## Begin INPUT RECORDS

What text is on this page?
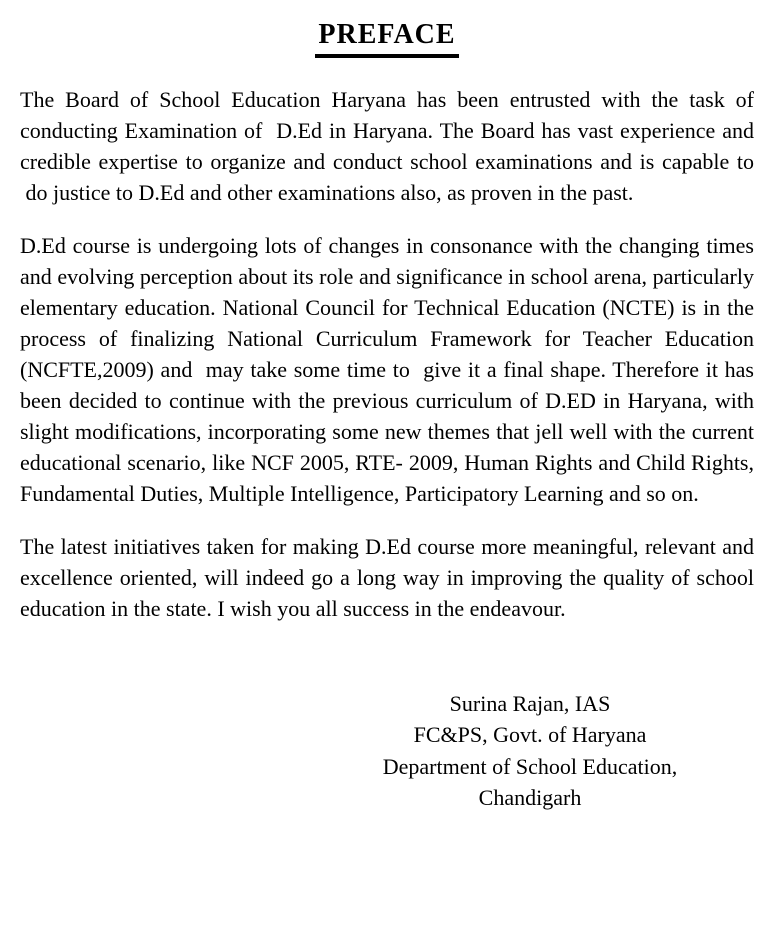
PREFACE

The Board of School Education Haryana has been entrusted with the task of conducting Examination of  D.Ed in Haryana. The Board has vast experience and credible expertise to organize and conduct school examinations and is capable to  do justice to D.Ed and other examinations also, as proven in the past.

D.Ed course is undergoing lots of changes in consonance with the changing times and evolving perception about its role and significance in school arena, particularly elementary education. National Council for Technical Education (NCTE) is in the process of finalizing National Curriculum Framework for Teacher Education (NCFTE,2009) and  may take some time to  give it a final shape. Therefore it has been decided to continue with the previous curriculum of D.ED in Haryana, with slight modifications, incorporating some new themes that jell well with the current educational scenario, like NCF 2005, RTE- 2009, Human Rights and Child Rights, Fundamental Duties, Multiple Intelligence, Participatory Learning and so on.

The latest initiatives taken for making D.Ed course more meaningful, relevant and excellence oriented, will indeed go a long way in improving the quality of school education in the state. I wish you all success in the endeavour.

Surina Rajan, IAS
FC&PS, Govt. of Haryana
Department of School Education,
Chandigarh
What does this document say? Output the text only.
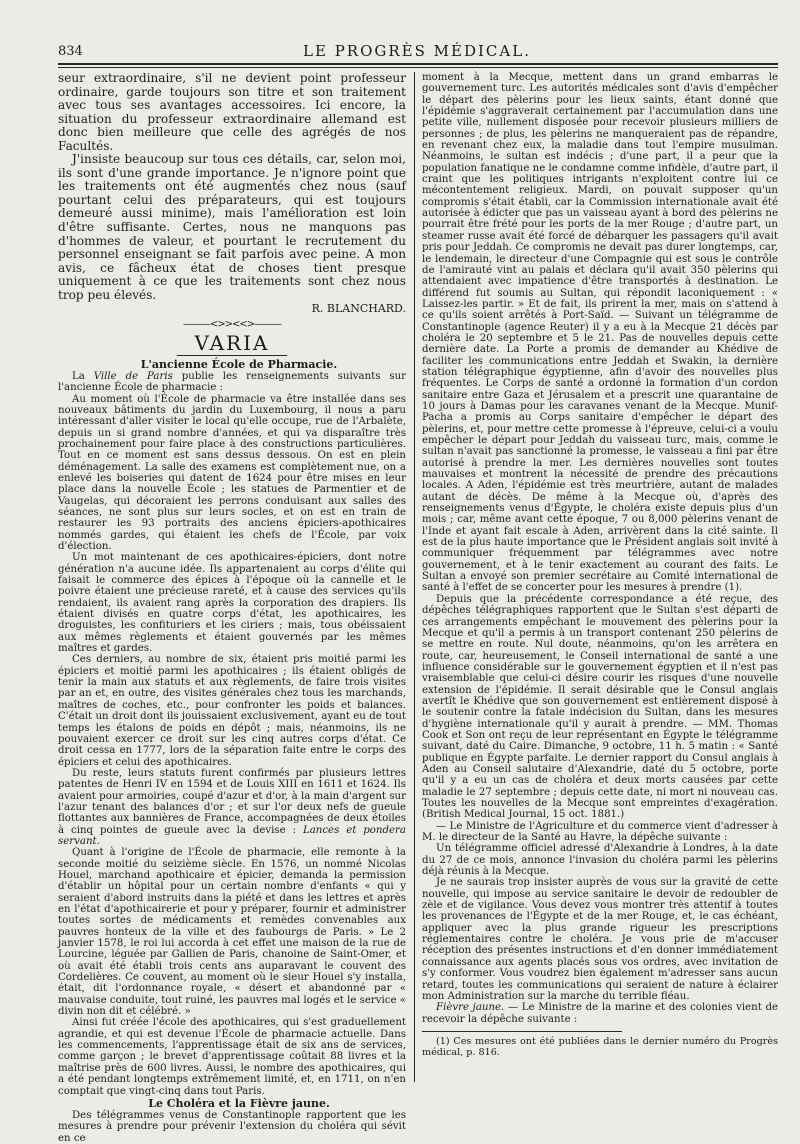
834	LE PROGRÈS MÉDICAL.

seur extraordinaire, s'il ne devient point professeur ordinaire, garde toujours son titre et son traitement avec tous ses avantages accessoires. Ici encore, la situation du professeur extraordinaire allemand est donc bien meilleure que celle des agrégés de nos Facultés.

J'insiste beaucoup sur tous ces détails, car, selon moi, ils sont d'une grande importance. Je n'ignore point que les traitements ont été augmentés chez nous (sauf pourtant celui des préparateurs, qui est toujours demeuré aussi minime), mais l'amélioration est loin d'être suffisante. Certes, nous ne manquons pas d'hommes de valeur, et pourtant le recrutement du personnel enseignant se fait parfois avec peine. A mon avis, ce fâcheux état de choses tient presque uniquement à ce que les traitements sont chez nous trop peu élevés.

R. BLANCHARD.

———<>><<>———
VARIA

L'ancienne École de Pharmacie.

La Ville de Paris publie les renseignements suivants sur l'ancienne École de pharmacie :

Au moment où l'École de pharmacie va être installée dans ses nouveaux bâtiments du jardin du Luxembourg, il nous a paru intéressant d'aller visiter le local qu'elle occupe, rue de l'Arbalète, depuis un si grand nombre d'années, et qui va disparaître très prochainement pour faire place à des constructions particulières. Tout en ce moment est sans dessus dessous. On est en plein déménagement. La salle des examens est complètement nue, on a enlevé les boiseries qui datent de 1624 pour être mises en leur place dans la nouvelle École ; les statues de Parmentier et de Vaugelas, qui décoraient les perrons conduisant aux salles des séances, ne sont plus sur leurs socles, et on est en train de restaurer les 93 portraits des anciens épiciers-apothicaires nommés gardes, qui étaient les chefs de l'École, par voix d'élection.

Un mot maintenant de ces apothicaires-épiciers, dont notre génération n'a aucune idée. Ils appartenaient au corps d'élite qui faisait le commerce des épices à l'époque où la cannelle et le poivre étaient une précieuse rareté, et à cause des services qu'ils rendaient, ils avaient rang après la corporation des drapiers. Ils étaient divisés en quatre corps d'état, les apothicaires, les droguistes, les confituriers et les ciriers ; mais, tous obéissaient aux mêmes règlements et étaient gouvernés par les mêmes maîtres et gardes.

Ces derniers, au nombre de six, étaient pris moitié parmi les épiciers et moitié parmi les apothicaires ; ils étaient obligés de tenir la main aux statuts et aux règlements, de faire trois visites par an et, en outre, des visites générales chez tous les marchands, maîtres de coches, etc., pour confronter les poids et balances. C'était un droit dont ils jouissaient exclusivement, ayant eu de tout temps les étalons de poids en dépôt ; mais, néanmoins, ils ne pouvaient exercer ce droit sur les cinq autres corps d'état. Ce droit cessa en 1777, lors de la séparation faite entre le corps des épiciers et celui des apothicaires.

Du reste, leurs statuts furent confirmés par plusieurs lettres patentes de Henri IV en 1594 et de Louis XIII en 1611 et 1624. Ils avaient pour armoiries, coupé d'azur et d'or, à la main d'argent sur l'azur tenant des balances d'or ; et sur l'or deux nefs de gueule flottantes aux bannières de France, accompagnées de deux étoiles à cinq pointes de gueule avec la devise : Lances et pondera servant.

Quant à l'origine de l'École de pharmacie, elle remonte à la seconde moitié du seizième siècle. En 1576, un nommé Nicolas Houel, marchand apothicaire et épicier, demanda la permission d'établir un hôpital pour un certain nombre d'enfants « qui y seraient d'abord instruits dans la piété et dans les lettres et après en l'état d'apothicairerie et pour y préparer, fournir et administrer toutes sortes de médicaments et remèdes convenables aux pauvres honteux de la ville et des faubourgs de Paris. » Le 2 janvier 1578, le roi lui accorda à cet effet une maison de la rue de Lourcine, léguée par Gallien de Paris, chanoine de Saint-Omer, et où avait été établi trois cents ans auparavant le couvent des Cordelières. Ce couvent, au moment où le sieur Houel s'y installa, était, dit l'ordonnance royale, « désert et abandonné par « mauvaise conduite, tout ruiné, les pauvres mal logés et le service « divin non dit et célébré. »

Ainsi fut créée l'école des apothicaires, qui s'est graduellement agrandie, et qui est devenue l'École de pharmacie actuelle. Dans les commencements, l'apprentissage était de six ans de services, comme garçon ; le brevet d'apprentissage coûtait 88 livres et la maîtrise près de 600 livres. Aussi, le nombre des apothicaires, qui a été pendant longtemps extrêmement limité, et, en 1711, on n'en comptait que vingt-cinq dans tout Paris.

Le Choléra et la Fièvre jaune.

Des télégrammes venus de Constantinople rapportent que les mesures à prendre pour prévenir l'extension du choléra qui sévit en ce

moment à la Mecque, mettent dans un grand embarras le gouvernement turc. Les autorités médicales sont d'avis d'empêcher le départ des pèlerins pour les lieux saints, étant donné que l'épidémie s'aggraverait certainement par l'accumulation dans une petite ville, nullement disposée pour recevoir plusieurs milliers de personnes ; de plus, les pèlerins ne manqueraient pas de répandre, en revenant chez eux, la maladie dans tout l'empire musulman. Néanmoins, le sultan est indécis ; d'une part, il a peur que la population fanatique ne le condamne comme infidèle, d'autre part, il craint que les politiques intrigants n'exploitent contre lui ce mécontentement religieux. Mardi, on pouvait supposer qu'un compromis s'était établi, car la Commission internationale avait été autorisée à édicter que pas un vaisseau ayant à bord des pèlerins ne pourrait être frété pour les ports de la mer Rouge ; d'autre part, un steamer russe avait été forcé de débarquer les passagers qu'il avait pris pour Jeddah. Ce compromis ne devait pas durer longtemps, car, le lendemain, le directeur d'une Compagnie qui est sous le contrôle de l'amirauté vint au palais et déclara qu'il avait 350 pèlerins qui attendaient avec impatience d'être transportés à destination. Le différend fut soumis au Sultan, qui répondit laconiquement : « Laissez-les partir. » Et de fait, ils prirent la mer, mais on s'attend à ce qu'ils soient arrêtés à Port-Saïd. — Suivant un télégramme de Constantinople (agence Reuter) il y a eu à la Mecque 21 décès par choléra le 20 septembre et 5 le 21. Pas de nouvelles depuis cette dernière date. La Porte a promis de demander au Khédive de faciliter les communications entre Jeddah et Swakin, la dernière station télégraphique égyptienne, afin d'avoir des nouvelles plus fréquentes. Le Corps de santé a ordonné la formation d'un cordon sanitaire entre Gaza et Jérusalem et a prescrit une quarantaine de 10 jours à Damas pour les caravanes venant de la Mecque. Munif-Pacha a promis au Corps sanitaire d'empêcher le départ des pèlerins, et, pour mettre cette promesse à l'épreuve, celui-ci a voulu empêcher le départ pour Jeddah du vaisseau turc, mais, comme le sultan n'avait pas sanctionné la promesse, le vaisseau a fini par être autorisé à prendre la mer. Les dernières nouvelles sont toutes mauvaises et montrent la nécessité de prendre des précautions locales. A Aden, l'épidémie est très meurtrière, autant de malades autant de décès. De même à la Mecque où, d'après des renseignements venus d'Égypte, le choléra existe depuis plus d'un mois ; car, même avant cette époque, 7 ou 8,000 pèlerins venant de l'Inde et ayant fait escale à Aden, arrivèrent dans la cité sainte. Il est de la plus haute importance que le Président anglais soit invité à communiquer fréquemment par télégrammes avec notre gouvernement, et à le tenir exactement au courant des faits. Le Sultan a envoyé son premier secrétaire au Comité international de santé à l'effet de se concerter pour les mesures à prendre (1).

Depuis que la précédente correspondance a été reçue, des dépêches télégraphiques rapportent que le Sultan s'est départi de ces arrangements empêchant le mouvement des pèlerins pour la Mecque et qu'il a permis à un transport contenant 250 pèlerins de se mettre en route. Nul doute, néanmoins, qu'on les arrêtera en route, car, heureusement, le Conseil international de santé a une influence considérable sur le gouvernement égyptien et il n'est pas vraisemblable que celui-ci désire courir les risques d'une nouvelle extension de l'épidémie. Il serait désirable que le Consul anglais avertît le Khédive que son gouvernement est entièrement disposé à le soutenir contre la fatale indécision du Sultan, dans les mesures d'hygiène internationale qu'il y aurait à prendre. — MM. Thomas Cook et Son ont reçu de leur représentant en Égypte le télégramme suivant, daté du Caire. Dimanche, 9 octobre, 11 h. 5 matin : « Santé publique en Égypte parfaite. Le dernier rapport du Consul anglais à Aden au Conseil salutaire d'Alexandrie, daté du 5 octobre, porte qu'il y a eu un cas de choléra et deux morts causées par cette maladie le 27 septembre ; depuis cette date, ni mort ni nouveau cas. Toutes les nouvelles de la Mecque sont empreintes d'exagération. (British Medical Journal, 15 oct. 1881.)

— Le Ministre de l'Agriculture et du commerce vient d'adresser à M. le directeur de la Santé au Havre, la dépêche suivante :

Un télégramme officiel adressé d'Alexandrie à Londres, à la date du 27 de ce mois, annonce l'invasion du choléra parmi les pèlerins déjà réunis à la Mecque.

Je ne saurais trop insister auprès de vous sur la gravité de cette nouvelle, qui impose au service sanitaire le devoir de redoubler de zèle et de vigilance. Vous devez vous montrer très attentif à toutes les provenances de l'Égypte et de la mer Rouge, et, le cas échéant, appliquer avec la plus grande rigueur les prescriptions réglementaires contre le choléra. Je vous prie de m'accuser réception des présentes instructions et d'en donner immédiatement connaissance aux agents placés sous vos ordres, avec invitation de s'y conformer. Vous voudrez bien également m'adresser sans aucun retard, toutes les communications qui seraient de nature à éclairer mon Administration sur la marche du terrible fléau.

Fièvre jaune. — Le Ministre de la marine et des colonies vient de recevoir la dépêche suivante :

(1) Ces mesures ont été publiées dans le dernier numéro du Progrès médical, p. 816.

## End INPUT RECORDS

● WORK REQUIRED: Review the preceding data and report every line that includes the string "What".

● RESULT OF THIS EXERCISE:
What text is on this page?
What does this document say? Output the text only.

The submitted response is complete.